• _Task_
Check each line of the material below, and copy it if it holds the string "comes".

• _Provided data_

begin

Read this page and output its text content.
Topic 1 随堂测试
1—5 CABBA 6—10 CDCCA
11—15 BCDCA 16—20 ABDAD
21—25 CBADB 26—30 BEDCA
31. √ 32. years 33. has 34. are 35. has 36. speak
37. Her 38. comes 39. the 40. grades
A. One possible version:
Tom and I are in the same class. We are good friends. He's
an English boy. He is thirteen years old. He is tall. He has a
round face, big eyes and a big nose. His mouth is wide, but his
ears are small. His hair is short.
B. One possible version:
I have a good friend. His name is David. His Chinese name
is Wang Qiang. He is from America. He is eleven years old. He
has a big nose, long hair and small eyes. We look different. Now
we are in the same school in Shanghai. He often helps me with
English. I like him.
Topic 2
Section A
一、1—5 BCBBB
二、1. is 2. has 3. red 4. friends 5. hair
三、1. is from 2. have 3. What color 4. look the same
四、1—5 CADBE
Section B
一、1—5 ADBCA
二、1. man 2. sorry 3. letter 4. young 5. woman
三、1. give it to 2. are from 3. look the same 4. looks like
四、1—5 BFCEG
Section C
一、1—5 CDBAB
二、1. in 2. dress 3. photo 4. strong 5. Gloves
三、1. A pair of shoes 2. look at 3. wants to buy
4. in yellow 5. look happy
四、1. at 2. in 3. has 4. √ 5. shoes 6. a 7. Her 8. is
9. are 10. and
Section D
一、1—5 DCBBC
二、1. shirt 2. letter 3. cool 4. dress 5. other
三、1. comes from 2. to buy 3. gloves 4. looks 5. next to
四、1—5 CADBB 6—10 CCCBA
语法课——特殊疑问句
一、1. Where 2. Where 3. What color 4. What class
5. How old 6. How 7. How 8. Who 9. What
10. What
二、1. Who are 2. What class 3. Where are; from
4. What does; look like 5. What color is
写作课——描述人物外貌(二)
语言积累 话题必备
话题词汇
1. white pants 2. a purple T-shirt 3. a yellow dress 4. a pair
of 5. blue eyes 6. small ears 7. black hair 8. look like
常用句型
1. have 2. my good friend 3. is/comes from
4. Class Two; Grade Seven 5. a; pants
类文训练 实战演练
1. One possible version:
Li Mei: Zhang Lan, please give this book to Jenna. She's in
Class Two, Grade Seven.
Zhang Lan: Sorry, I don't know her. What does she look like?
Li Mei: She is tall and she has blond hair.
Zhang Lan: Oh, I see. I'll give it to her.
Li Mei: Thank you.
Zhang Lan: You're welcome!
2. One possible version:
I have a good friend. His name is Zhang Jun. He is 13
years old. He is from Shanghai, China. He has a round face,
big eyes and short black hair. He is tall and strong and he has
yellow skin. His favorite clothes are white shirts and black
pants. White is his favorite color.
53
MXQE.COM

end

• _Correct result_
37. Her 38. comes 39. the 40. grades
三、1. comes from 2. to buy 3. gloves 4. looks 5. next to
1. have 2. my good friend 3. is/comes from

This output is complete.